Records supplied:
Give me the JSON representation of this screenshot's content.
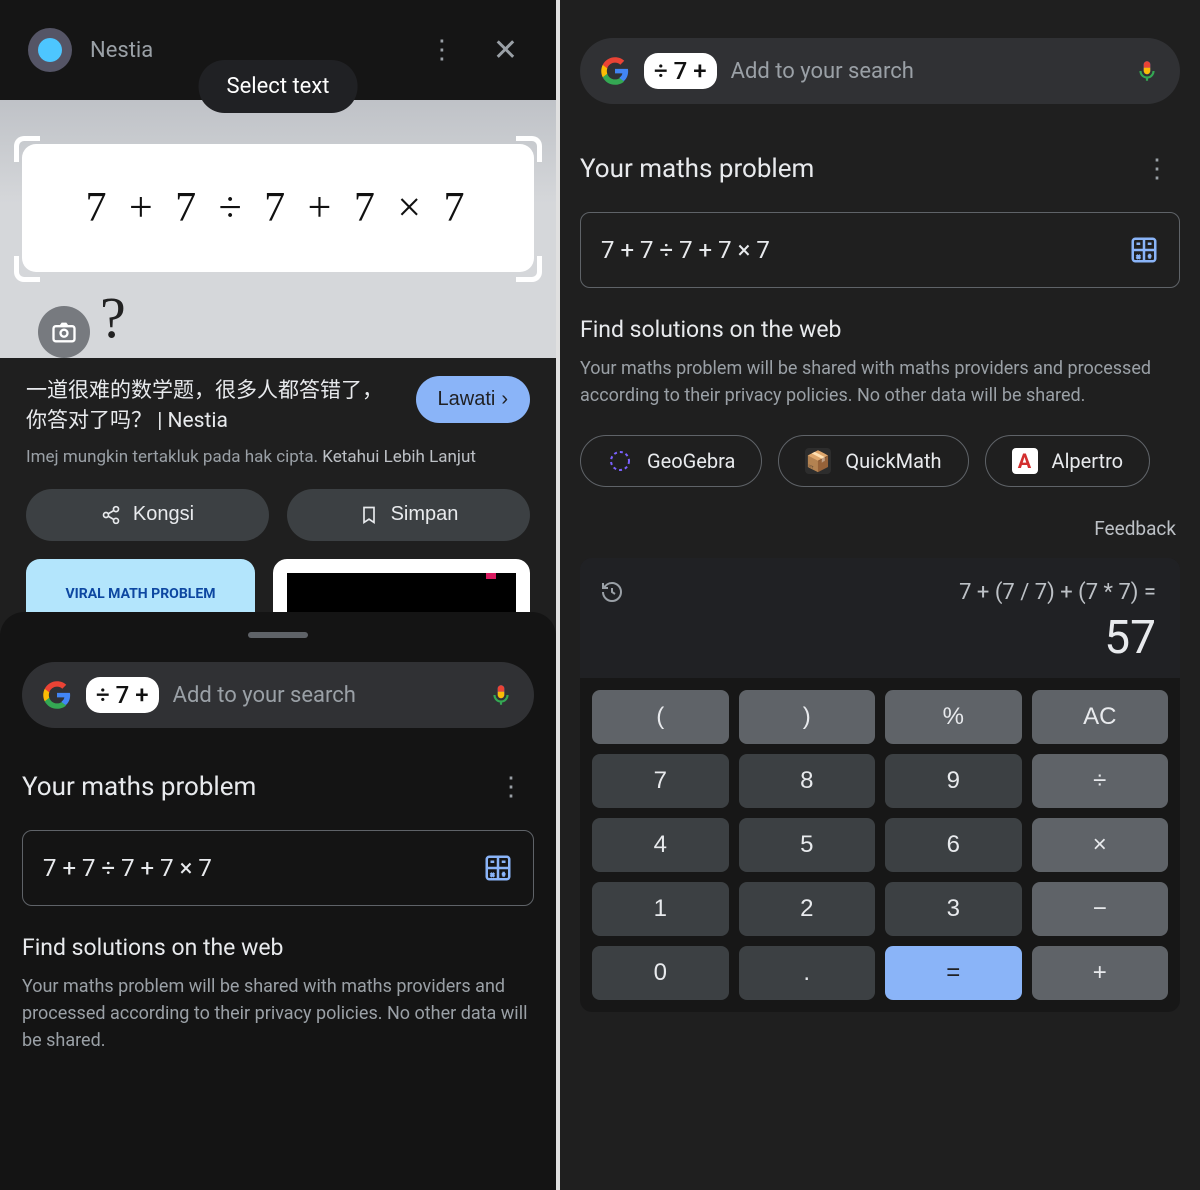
{
  "left": {
    "header": {
      "title": "Nestia"
    },
    "toast": "Select text",
    "image_equation": "7 + 7 ÷ 7 + 7 × 7",
    "result": {
      "title": "一道很难的数学题，很多人都答错了，你答对了吗？ | Nestia",
      "visit": "Lawati",
      "caption": "Imej mungkin tertakluk pada hak cipta.",
      "learn_more": "Ketahui Lebih Lanjut"
    },
    "actions": {
      "share": "Kongsi",
      "save": "Simpan"
    },
    "thumb_label": "VIRAL MATH PROBLEM",
    "search": {
      "chip": "÷ 7 +",
      "placeholder": "Add to your search"
    },
    "maths_heading": "Your maths problem",
    "expression": "7 + 7 ÷ 7 + 7 × 7",
    "find_heading": "Find solutions on the web",
    "disclaimer": "Your maths problem will be shared with maths providers and processed according to their privacy policies. No other data will be shared."
  },
  "right": {
    "search": {
      "chip": "÷ 7 +",
      "placeholder": "Add to your search"
    },
    "maths_heading": "Your maths problem",
    "expression": "7 + 7 ÷ 7 + 7 × 7",
    "find_heading": "Find solutions on the web",
    "disclaimer": "Your maths problem will be shared with maths providers and processed according to their privacy policies. No other data will be shared.",
    "providers": [
      "GeoGebra",
      "QuickMath",
      "Alpertro"
    ],
    "feedback": "Feedback",
    "calc": {
      "line1": "7 + (7 / 7) + (7 * 7) =",
      "result": "57",
      "keys": [
        {
          "l": "(",
          "c": "light"
        },
        {
          "l": ")",
          "c": "light"
        },
        {
          "l": "%",
          "c": "light"
        },
        {
          "l": "AC",
          "c": "light"
        },
        {
          "l": "7",
          "c": "op"
        },
        {
          "l": "8",
          "c": "op"
        },
        {
          "l": "9",
          "c": "op"
        },
        {
          "l": "÷",
          "c": "light"
        },
        {
          "l": "4",
          "c": "op"
        },
        {
          "l": "5",
          "c": "op"
        },
        {
          "l": "6",
          "c": "op"
        },
        {
          "l": "×",
          "c": "light"
        },
        {
          "l": "1",
          "c": "op"
        },
        {
          "l": "2",
          "c": "op"
        },
        {
          "l": "3",
          "c": "op"
        },
        {
          "l": "−",
          "c": "light"
        },
        {
          "l": "0",
          "c": "op"
        },
        {
          "l": ".",
          "c": "op"
        },
        {
          "l": "=",
          "c": "eq"
        },
        {
          "l": "+",
          "c": "light"
        }
      ]
    }
  }
}
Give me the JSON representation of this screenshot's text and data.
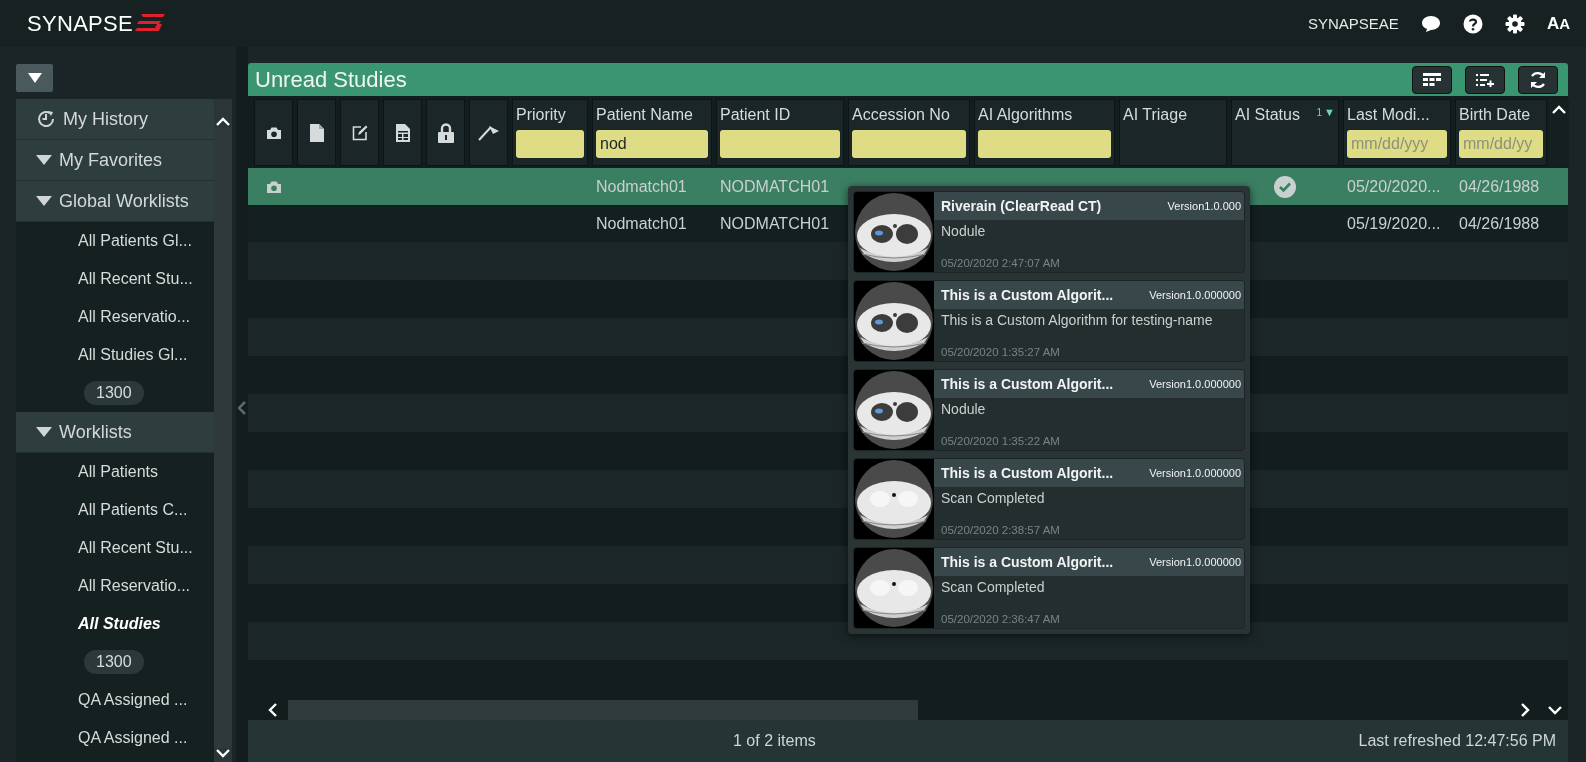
{
  "header": {
    "logo": "SYNAPSE",
    "user": "SYNAPSEAE",
    "font_button": "AA"
  },
  "sidebar": {
    "sections": [
      {
        "label": "My History",
        "kind": "history"
      },
      {
        "label": "My Favorites",
        "kind": "folder"
      },
      {
        "label": "Global Worklists",
        "kind": "folder",
        "items": [
          {
            "label": "All Patients Gl...",
            "selected": false
          },
          {
            "label": "All Recent Stu...",
            "selected": false
          },
          {
            "label": "All Reservatio...",
            "selected": false
          },
          {
            "label": "All Studies Gl...",
            "selected": false
          },
          {
            "badge": "1300"
          }
        ]
      },
      {
        "label": "Worklists",
        "kind": "folder",
        "items": [
          {
            "label": "All Patients",
            "selected": false
          },
          {
            "label": "All Patients C...",
            "selected": false
          },
          {
            "label": "All Recent Stu...",
            "selected": false
          },
          {
            "label": "All Reservatio...",
            "selected": false
          },
          {
            "label": "All Studies",
            "selected": true
          },
          {
            "badge": "1300"
          },
          {
            "label": "QA Assigned ...",
            "selected": false
          },
          {
            "label": "QA Assigned ...",
            "selected": false
          }
        ]
      }
    ]
  },
  "worklist": {
    "title": "Unread Studies",
    "columns": [
      {
        "label": "Priority",
        "kind": "filter"
      },
      {
        "label": "Patient Name",
        "kind": "filter",
        "value": "nod"
      },
      {
        "label": "Patient ID",
        "kind": "filter"
      },
      {
        "label": "Accession No",
        "kind": "filter"
      },
      {
        "label": "AI Algorithms",
        "kind": "filter"
      },
      {
        "label": "AI Triage",
        "kind": "plain"
      },
      {
        "label": "AI Status",
        "kind": "plain",
        "sort_order": "1",
        "sort_arrow": "▼"
      },
      {
        "label": "Last Modi...",
        "kind": "filter",
        "placeholder": "mm/dd/yyy"
      },
      {
        "label": "Birth Date",
        "kind": "filter",
        "placeholder": "mm/dd/yy"
      }
    ],
    "rows": [
      {
        "selected": true,
        "has_images": true,
        "patient_name": "Nodmatch01",
        "patient_id": "NODMATCH01",
        "ai_done": true,
        "last_modified": "05/20/2020...",
        "birth_date": "04/26/1988"
      },
      {
        "selected": false,
        "has_images": false,
        "patient_name": "Nodmatch01",
        "patient_id": "NODMATCH01",
        "ai_done": false,
        "last_modified": "05/19/2020...",
        "birth_date": "04/26/1988"
      }
    ],
    "status": "1 of 2 items",
    "last_refreshed": "Last refreshed 12:47:56 PM"
  },
  "ai_popup": {
    "results": [
      {
        "name": "Riverain (ClearRead CT)",
        "version": "Version1.0.000",
        "finding": "Nodule",
        "time": "05/20/2020 2:47:07 AM",
        "kind": "picture"
      },
      {
        "name": "This is a Custom Algorit...",
        "version": "Version1.0.000000",
        "finding": "This is a Custom Algorithm for testing-name",
        "time": "05/20/2020 1:35:27 AM",
        "kind": "picture"
      },
      {
        "name": "This is a Custom Algorit...",
        "version": "Version1.0.000000",
        "finding": "Nodule",
        "time": "05/20/2020 1:35:22 AM",
        "kind": "picture"
      },
      {
        "name": "This is a Custom Algorit...",
        "version": "Version1.0.000000",
        "finding": "Scan Completed",
        "time": "05/20/2020 2:38:57 AM",
        "kind": "picture"
      },
      {
        "name": "This is a Custom Algorit...",
        "version": "Version1.0.000000",
        "finding": "Scan Completed",
        "time": "05/20/2020 2:36:47 AM",
        "kind": "picture"
      }
    ]
  }
}
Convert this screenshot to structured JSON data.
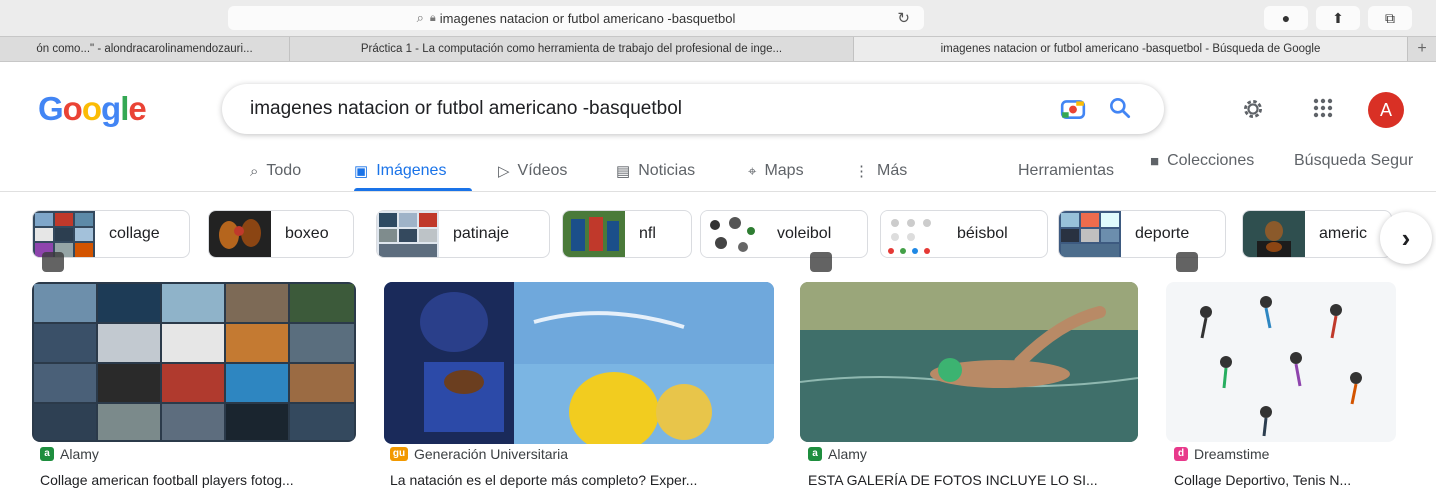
{
  "browser": {
    "address_text": "imagenes natacion or futbol americano -basquetbol",
    "tabs": [
      "ón como...\" - alondracarolinamendozauri...",
      "Práctica 1 - La computación como herramienta de trabajo del profesional de inge...",
      "imagenes natacion or futbol americano -basquetbol - Búsqueda de Google"
    ],
    "new_tab_label": "+"
  },
  "google": {
    "logo_letters": [
      "G",
      "o",
      "o",
      "g",
      "l",
      "e"
    ],
    "logo_colors": [
      "#4285F4",
      "#EA4335",
      "#FBBC05",
      "#4285F4",
      "#34A853",
      "#EA4335"
    ],
    "query": "imagenes natacion or futbol americano -basquetbol",
    "avatar_letter": "A"
  },
  "nav": {
    "tabs": [
      "Todo",
      "Imágenes",
      "Vídeos",
      "Noticias",
      "Maps",
      "Más"
    ],
    "tools": "Herramientas",
    "collections": "Colecciones",
    "safesearch": "Búsqueda Segur"
  },
  "chips": [
    "collage",
    "boxeo",
    "patinaje",
    "nfl",
    "voleibol",
    "béisbol",
    "deporte",
    "americ"
  ],
  "results": [
    {
      "source": "Alamy",
      "title": "Collage american football players fotog...",
      "fav_color": "#1e8e3e",
      "fav_letter": "a"
    },
    {
      "source": "Generación Universitaria",
      "title": "La natación es el deporte más completo? Exper...",
      "fav_color": "#f29900",
      "fav_letter": "gu"
    },
    {
      "source": "Alamy",
      "title": "ESTA GALERÍA DE FOTOS INCLUYE LO SI...",
      "fav_color": "#1e8e3e",
      "fav_letter": "a"
    },
    {
      "source": "Dreamstime",
      "title": "Collage Deportivo, Tenis N...",
      "fav_color": "#e8398b",
      "fav_letter": "d"
    }
  ],
  "colors": {
    "accent": "#1a73e8",
    "avatar": "#d93025"
  }
}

Exercise aim: Your answer should consist of every line from the entries that holds "deporte".

Your response:
    "deporte",
      "title": "La natación es el deporte más completo? Exper...",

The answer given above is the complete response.